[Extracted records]
###
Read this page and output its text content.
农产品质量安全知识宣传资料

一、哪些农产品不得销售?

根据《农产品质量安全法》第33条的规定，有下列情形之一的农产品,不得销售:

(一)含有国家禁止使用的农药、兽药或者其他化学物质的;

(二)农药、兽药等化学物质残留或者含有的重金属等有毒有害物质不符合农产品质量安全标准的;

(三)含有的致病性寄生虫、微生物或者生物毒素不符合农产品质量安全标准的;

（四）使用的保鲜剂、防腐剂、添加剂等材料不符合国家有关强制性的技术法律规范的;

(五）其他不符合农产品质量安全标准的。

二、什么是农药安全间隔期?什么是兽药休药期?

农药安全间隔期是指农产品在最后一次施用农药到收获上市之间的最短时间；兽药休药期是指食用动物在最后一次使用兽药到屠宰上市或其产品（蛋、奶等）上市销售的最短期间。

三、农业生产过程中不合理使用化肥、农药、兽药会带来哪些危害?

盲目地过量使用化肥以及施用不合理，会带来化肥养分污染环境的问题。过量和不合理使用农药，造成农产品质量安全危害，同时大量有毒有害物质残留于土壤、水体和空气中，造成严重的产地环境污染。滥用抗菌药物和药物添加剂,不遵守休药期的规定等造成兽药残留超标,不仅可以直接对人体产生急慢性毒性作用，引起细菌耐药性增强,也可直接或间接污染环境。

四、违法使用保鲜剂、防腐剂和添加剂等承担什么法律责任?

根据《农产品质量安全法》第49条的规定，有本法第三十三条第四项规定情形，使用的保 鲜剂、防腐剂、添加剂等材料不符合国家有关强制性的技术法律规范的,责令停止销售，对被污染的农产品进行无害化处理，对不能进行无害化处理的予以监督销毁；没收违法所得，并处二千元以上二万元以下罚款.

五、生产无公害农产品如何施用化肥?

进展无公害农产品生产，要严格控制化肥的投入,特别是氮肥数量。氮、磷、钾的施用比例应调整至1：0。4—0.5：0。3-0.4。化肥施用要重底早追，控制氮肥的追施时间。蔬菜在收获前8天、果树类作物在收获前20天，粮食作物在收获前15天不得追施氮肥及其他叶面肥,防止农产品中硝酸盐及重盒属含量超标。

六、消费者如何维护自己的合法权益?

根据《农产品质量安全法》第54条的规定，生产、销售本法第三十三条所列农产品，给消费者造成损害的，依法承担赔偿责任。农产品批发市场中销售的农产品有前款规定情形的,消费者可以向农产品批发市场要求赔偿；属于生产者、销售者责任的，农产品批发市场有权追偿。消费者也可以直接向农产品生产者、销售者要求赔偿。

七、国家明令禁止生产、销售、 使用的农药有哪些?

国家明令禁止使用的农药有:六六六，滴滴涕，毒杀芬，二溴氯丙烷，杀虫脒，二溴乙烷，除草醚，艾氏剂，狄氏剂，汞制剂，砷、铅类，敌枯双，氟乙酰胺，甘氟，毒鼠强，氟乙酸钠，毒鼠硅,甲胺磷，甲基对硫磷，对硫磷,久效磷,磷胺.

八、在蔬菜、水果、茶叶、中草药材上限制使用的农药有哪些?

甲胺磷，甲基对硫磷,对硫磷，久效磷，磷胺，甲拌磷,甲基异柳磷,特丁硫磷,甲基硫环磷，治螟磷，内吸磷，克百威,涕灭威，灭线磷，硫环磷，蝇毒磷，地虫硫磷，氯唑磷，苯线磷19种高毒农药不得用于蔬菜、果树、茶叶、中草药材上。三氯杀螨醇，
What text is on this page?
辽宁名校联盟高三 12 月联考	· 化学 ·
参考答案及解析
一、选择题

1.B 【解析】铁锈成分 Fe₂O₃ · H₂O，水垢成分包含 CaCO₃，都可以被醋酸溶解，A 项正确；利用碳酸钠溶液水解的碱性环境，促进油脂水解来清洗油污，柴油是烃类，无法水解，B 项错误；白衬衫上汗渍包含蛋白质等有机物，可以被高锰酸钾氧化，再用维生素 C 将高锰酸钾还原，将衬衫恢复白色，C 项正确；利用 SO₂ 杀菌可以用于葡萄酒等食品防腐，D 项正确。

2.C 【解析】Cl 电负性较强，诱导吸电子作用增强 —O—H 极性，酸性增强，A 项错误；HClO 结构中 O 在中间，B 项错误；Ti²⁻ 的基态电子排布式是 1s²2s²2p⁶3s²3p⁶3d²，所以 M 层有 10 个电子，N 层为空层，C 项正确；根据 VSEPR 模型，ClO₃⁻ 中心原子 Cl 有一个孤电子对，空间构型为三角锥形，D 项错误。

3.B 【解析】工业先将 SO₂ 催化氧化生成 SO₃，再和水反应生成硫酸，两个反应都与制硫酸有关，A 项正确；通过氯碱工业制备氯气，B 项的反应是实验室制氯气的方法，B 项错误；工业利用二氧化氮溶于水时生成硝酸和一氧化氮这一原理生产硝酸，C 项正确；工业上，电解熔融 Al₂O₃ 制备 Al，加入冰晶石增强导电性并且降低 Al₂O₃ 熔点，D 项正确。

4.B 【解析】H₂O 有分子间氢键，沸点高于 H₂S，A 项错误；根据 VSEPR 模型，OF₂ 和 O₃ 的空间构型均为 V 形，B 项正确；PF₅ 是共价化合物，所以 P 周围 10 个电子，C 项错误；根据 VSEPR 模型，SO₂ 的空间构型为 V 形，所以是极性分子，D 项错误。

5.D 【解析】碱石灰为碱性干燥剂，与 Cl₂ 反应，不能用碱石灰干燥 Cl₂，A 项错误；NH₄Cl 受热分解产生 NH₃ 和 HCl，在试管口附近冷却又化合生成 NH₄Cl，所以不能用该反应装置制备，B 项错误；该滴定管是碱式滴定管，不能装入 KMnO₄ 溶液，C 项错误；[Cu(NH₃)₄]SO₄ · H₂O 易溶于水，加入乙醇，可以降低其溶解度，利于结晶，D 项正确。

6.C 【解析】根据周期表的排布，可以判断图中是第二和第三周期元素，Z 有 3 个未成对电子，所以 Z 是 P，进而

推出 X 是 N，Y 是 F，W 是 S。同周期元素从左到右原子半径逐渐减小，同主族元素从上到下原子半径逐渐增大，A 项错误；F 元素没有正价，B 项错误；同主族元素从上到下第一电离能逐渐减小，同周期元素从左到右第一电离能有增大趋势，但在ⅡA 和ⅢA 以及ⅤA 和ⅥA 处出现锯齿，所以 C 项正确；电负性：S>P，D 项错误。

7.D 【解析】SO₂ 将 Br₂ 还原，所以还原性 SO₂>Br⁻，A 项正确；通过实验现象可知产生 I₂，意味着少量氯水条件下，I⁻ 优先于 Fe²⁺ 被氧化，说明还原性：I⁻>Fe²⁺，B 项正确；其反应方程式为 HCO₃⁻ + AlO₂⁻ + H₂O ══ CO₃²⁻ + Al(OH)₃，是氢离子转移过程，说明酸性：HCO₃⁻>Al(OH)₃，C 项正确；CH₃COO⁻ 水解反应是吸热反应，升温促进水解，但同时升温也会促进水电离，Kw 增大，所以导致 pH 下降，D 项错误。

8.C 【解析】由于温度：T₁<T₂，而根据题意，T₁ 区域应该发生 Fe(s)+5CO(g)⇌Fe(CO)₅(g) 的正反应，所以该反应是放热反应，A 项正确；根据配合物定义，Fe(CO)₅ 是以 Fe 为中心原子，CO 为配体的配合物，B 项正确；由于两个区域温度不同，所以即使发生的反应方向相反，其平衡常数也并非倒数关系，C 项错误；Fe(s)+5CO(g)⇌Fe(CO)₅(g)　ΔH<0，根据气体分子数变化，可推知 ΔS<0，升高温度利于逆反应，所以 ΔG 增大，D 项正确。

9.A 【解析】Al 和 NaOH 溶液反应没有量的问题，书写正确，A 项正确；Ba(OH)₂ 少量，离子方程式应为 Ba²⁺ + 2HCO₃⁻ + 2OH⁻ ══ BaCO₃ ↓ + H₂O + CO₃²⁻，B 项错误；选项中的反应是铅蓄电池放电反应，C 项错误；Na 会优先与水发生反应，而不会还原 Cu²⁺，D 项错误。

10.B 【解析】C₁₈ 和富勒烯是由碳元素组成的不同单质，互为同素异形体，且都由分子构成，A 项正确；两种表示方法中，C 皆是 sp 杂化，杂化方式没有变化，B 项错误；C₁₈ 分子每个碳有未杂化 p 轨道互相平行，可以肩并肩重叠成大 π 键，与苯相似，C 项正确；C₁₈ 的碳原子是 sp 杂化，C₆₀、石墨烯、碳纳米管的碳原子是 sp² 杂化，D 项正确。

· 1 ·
###
- **Goal**: Copy out every line where the word "添加剂等材料不符合国家有关强制性的技术法律规范的" occurs.

- **Final result**:
（四）使用的保鲜剂、防腐剂、添加剂等材料不符合国家有关强制性的技术法律规范的;
根据《农产品质量安全法》第49条的规定，有本法第三十三条第四项规定情形，使用的保 鲜剂、防腐剂、添加剂等材料不符合国家有关强制性的技术法律规范的,责令停止销售，对被污染的农产品进行无害化处理，对不能进行无害化处理的予以监督销毁；没收违法所得，并处二千元以上二万元以下罚款.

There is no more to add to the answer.